— start —

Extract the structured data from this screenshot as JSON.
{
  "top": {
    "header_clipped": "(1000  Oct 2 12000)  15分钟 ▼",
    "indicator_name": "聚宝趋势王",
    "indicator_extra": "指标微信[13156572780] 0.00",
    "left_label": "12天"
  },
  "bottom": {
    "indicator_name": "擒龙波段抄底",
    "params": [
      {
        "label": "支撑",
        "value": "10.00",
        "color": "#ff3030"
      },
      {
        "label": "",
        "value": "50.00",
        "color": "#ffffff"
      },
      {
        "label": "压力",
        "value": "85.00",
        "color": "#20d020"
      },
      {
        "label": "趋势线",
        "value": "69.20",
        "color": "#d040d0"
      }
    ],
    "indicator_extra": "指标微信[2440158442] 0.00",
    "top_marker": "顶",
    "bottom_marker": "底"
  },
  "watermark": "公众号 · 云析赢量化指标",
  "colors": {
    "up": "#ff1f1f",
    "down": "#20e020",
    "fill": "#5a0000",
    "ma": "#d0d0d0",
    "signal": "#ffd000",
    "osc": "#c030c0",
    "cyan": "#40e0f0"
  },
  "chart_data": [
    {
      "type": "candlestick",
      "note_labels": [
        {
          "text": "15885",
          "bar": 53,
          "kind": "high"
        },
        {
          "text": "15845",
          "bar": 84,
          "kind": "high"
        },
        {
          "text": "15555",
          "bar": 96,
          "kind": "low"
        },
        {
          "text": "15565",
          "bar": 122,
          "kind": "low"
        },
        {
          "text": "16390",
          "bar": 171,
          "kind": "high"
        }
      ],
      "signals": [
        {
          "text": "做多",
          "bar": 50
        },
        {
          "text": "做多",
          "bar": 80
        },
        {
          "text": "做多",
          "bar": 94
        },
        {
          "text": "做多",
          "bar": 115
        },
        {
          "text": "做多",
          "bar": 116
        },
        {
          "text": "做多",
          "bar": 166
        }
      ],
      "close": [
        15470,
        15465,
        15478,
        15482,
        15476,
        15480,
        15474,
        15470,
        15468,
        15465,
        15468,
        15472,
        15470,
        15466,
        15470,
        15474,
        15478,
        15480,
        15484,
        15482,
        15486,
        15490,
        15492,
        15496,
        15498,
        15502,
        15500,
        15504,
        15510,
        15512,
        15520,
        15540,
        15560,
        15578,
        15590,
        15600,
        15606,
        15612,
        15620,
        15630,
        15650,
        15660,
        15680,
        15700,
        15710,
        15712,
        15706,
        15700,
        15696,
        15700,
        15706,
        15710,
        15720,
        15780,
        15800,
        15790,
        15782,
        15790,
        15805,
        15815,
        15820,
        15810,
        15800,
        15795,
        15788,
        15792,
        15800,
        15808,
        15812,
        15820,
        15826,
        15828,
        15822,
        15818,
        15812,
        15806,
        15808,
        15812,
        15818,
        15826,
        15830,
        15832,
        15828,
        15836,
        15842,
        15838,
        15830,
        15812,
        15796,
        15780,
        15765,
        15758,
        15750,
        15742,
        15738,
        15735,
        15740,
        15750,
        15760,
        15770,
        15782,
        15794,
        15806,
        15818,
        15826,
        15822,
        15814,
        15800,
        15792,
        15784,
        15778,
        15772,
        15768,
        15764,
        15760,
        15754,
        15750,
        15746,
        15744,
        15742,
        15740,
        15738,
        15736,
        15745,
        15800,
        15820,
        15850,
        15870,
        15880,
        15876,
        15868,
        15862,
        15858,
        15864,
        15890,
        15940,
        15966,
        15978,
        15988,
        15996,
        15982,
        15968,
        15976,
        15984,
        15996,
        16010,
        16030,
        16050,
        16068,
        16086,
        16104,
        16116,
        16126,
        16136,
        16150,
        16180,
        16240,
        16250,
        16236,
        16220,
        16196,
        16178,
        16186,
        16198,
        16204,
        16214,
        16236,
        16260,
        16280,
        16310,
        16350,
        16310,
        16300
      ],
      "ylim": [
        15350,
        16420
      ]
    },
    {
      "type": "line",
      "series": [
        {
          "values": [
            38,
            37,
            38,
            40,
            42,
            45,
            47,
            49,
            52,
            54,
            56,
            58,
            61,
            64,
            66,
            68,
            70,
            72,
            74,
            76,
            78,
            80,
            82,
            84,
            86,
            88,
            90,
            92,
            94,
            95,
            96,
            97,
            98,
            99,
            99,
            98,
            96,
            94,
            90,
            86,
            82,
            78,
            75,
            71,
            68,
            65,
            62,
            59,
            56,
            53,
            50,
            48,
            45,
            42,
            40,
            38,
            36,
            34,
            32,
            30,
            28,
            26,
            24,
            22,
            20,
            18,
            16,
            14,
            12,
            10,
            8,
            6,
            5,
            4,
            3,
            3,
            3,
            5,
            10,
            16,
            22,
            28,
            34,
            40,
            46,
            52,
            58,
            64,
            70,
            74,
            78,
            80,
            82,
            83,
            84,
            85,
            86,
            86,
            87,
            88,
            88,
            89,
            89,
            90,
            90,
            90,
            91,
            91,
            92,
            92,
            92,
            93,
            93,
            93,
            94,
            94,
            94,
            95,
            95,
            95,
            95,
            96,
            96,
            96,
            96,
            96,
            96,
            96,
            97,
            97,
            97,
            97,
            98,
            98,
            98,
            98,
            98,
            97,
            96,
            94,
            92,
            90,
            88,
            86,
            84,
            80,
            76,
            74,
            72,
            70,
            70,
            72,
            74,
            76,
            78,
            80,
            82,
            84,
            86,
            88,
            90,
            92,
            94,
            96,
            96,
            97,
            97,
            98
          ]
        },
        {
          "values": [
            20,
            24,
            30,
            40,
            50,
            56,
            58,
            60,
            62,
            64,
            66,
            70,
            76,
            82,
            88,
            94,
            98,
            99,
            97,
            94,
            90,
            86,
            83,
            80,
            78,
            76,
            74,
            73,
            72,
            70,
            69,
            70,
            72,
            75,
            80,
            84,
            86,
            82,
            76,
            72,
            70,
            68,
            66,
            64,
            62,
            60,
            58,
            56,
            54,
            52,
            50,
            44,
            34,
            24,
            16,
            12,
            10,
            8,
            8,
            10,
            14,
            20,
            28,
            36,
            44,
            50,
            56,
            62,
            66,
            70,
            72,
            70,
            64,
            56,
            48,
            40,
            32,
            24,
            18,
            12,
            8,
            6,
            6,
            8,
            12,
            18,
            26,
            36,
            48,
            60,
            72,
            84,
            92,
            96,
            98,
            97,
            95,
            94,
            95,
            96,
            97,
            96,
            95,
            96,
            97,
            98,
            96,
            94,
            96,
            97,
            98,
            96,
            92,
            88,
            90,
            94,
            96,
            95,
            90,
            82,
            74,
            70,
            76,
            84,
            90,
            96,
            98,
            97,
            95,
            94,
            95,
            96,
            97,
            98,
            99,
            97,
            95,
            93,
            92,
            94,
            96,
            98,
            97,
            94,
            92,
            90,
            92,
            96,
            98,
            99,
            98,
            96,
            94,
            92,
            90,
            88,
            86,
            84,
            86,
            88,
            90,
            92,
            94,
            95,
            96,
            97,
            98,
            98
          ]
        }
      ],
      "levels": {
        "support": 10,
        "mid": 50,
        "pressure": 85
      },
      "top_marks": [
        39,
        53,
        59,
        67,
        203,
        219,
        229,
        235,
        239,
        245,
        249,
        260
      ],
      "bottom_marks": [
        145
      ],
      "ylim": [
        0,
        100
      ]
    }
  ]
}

— end —

_Short task_
Set down the material above again, word for word.

_Response to the exercise_
Extract the structured data from this screenshot as JSON.
{
  "top": {
    "header_clipped": "(1000  Oct 2 12000)  15分钟 ▼",
    "indicator_name": "聚宝趋势王",
    "indicator_extra": "指标微信[13156572780] 0.00",
    "left_label": "12天"
  },
  "bottom": {
    "indicator_name": "擒龙波段抄底",
    "params": [
      {
        "label": "支撑",
        "value": "10.00",
        "color": "#ff3030"
      },
      {
        "label": "",
        "value": "50.00",
        "color": "#ffffff"
      },
      {
        "label": "压力",
        "value": "85.00",
        "color": "#20d020"
      },
      {
        "label": "趋势线",
        "value": "69.20",
        "color": "#d040d0"
      }
    ],
    "indicator_extra": "指标微信[2440158442] 0.00",
    "top_marker": "顶",
    "bottom_marker": "底"
  },
  "watermark": "公众号 · 云析赢量化指标",
  "colors": {
    "up": "#ff1f1f",
    "down": "#20e020",
    "fill": "#5a0000",
    "ma": "#d0d0d0",
    "signal": "#ffd000",
    "osc": "#c030c0",
    "cyan": "#40e0f0"
  },
  "chart_data": [
    {
      "type": "candlestick",
      "note_labels": [
        {
          "text": "15885",
          "bar": 53,
          "kind": "high"
        },
        {
          "text": "15845",
          "bar": 84,
          "kind": "high"
        },
        {
          "text": "15555",
          "bar": 96,
          "kind": "low"
        },
        {
          "text": "15565",
          "bar": 122,
          "kind": "low"
        },
        {
          "text": "16390",
          "bar": 171,
          "kind": "high"
        }
      ],
      "signals": [
        {
          "text": "做多",
          "bar": 50
        },
        {
          "text": "做多",
          "bar": 80
        },
        {
          "text": "做多",
          "bar": 94
        },
        {
          "text": "做多",
          "bar": 115
        },
        {
          "text": "做多",
          "bar": 116
        },
        {
          "text": "做多",
          "bar": 166
        }
      ],
      "close": [
        15470,
        15465,
        15478,
        15482,
        15476,
        15480,
        15474,
        15470,
        15468,
        15465,
        15468,
        15472,
        15470,
        15466,
        15470,
        15474,
        15478,
        15480,
        15484,
        15482,
        15486,
        15490,
        15492,
        15496,
        15498,
        15502,
        15500,
        15504,
        15510,
        15512,
        15520,
        15540,
        15560,
        15578,
        15590,
        15600,
        15606,
        15612,
        15620,
        15630,
        15650,
        15660,
        15680,
        15700,
        15710,
        15712,
        15706,
        15700,
        15696,
        15700,
        15706,
        15710,
        15720,
        15780,
        15800,
        15790,
        15782,
        15790,
        15805,
        15815,
        15820,
        15810,
        15800,
        15795,
        15788,
        15792,
        15800,
        15808,
        15812,
        15820,
        15826,
        15828,
        15822,
        15818,
        15812,
        15806,
        15808,
        15812,
        15818,
        15826,
        15830,
        15832,
        15828,
        15836,
        15842,
        15838,
        15830,
        15812,
        15796,
        15780,
        15765,
        15758,
        15750,
        15742,
        15738,
        15735,
        15740,
        15750,
        15760,
        15770,
        15782,
        15794,
        15806,
        15818,
        15826,
        15822,
        15814,
        15800,
        15792,
        15784,
        15778,
        15772,
        15768,
        15764,
        15760,
        15754,
        15750,
        15746,
        15744,
        15742,
        15740,
        15738,
        15736,
        15745,
        15800,
        15820,
        15850,
        15870,
        15880,
        15876,
        15868,
        15862,
        15858,
        15864,
        15890,
        15940,
        15966,
        15978,
        15988,
        15996,
        15982,
        15968,
        15976,
        15984,
        15996,
        16010,
        16030,
        16050,
        16068,
        16086,
        16104,
        16116,
        16126,
        16136,
        16150,
        16180,
        16240,
        16250,
        16236,
        16220,
        16196,
        16178,
        16186,
        16198,
        16204,
        16214,
        16236,
        16260,
        16280,
        16310,
        16350,
        16310,
        16300
      ],
      "ylim": [
        15350,
        16420
      ]
    },
    {
      "type": "line",
      "series": [
        {
          "values": [
            38,
            37,
            38,
            40,
            42,
            45,
            47,
            49,
            52,
            54,
            56,
            58,
            61,
            64,
            66,
            68,
            70,
            72,
            74,
            76,
            78,
            80,
            82,
            84,
            86,
            88,
            90,
            92,
            94,
            95,
            96,
            97,
            98,
            99,
            99,
            98,
            96,
            94,
            90,
            86,
            82,
            78,
            75,
            71,
            68,
            65,
            62,
            59,
            56,
            53,
            50,
            48,
            45,
            42,
            40,
            38,
            36,
            34,
            32,
            30,
            28,
            26,
            24,
            22,
            20,
            18,
            16,
            14,
            12,
            10,
            8,
            6,
            5,
            4,
            3,
            3,
            3,
            5,
            10,
            16,
            22,
            28,
            34,
            40,
            46,
            52,
            58,
            64,
            70,
            74,
            78,
            80,
            82,
            83,
            84,
            85,
            86,
            86,
            87,
            88,
            88,
            89,
            89,
            90,
            90,
            90,
            91,
            91,
            92,
            92,
            92,
            93,
            93,
            93,
            94,
            94,
            94,
            95,
            95,
            95,
            95,
            96,
            96,
            96,
            96,
            96,
            96,
            96,
            97,
            97,
            97,
            97,
            98,
            98,
            98,
            98,
            98,
            97,
            96,
            94,
            92,
            90,
            88,
            86,
            84,
            80,
            76,
            74,
            72,
            70,
            70,
            72,
            74,
            76,
            78,
            80,
            82,
            84,
            86,
            88,
            90,
            92,
            94,
            96,
            96,
            97,
            97,
            98
          ]
        },
        {
          "values": [
            20,
            24,
            30,
            40,
            50,
            56,
            58,
            60,
            62,
            64,
            66,
            70,
            76,
            82,
            88,
            94,
            98,
            99,
            97,
            94,
            90,
            86,
            83,
            80,
            78,
            76,
            74,
            73,
            72,
            70,
            69,
            70,
            72,
            75,
            80,
            84,
            86,
            82,
            76,
            72,
            70,
            68,
            66,
            64,
            62,
            60,
            58,
            56,
            54,
            52,
            50,
            44,
            34,
            24,
            16,
            12,
            10,
            8,
            8,
            10,
            14,
            20,
            28,
            36,
            44,
            50,
            56,
            62,
            66,
            70,
            72,
            70,
            64,
            56,
            48,
            40,
            32,
            24,
            18,
            12,
            8,
            6,
            6,
            8,
            12,
            18,
            26,
            36,
            48,
            60,
            72,
            84,
            92,
            96,
            98,
            97,
            95,
            94,
            95,
            96,
            97,
            96,
            95,
            96,
            97,
            98,
            96,
            94,
            96,
            97,
            98,
            96,
            92,
            88,
            90,
            94,
            96,
            95,
            90,
            82,
            74,
            70,
            76,
            84,
            90,
            96,
            98,
            97,
            95,
            94,
            95,
            96,
            97,
            98,
            99,
            97,
            95,
            93,
            92,
            94,
            96,
            98,
            97,
            94,
            92,
            90,
            92,
            96,
            98,
            99,
            98,
            96,
            94,
            92,
            90,
            88,
            86,
            84,
            86,
            88,
            90,
            92,
            94,
            95,
            96,
            97,
            98,
            98
          ]
        }
      ],
      "levels": {
        "support": 10,
        "mid": 50,
        "pressure": 85
      },
      "top_marks": [
        39,
        53,
        59,
        67,
        203,
        219,
        229,
        235,
        239,
        245,
        249,
        260
      ],
      "bottom_marks": [
        145
      ],
      "ylim": [
        0,
        100
      ]
    }
  ]
}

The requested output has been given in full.